--- Input ---

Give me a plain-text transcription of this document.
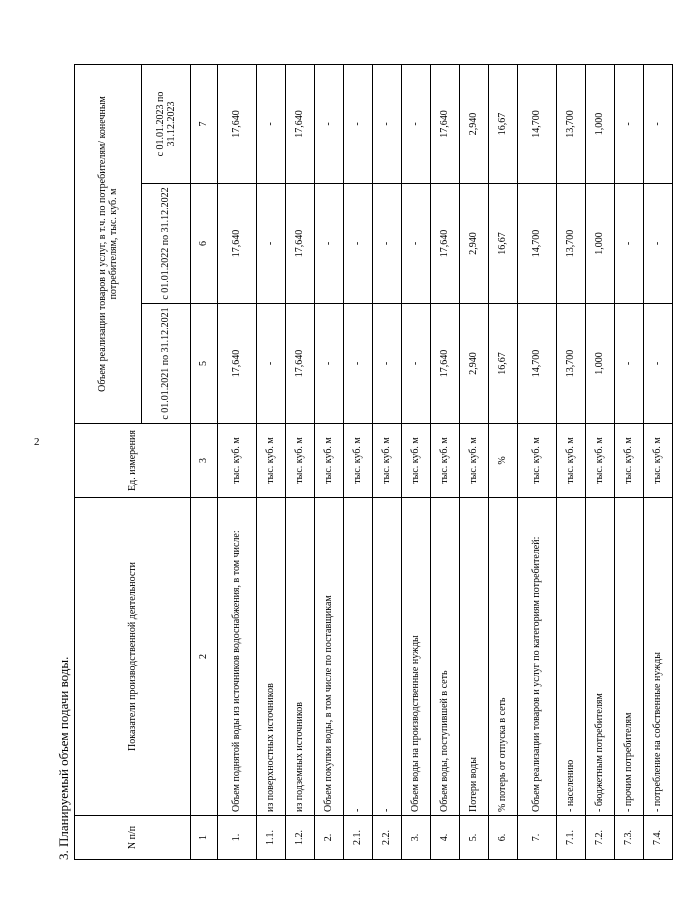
2
3. Планируемый объем подачи воды.	N п/п	Показатели производственной деятельности	Ед. измерения	Объем реализации товаров и услуг, в т.ч. по потребителям/ конечным потребителям, тыс. куб. м		
			с 01.01.2021 по 31.12.2021	с 01.01.2022 по 31.12.2022	с 01.01.2023 по 31.12.2023
1	2	3	5	6	7
1.	Объем поднятой воды из источников водоснабжения, в том числе:	тыс. куб. м	17,640	17,640	17,640
1.1.	из поверхностных источников	тыс. куб. м	-	-	-
1.2.	из подземных источников	тыс. куб. м	17,640	17,640	17,640
2.	Объем покупки воды, в том числе по поставщикам	тыс. куб. м	-	-	-
2.1.	-	тыс. куб. м	-	-	-
2.2.	-	тыс. куб. м	-	-	-
3.	Объем воды на производственные нужды	тыс. куб. м	-	-	-
4.	Объем воды, поступившей в сеть	тыс. куб. м	17,640	17,640	17,640
5.	Потери воды	тыс. куб. м	2,940	2,940	2,940
6.	% потерь от отпуска в сеть	%	16,67	16,67	16,67
7.	Объем реализации товаров и услуг по категориям потребителей:	тыс. куб. м	14,700	14,700	14,700
7.1.	- населению	тыс. куб. м	13,700	13,700	13,700
7.2.	- бюджетным потребителям	тыс. куб. м	1,000	1,000	1,000
7.3.	- прочим потребителям	тыс. куб. м	-	-	-
7.4.	- потребление на собственные нужды	тыс. куб. м	-	-	-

---

**The problem**
Quote the records above exactly, leaving out any pictures.

**Answer to this task**
Give me a plain-text transcription of this document.
2
3. Планируемый объем подачи воды.	N п/п	Показатели производственной деятельности	Ед. измерения	Объем реализации товаров и услуг, в т.ч. по потребителям/ конечным потребителям, тыс. куб. м		
			с 01.01.2021 по 31.12.2021	с 01.01.2022 по 31.12.2022	с 01.01.2023 по 31.12.2023
1	2	3	5	6	7
1.	Объем поднятой воды из источников водоснабжения, в том числе:	тыс. куб. м	17,640	17,640	17,640
1.1.	из поверхностных источников	тыс. куб. м	-	-	-
1.2.	из подземных источников	тыс. куб. м	17,640	17,640	17,640
2.	Объем покупки воды, в том числе по поставщикам	тыс. куб. м	-	-	-
2.1.	-	тыс. куб. м	-	-	-
2.2.	-	тыс. куб. м	-	-	-
3.	Объем воды на производственные нужды	тыс. куб. м	-	-	-
4.	Объем воды, поступившей в сеть	тыс. куб. м	17,640	17,640	17,640
5.	Потери воды	тыс. куб. м	2,940	2,940	2,940
6.	% потерь от отпуска в сеть	%	16,67	16,67	16,67
7.	Объем реализации товаров и услуг по категориям потребителей:	тыс. куб. м	14,700	14,700	14,700
7.1.	- населению	тыс. куб. м	13,700	13,700	13,700
7.2.	- бюджетным потребителям	тыс. куб. м	1,000	1,000	1,000
7.3.	- прочим потребителям	тыс. куб. м	-	-	-
7.4.	- потребление на собственные нужды	тыс. куб. м	-	-	-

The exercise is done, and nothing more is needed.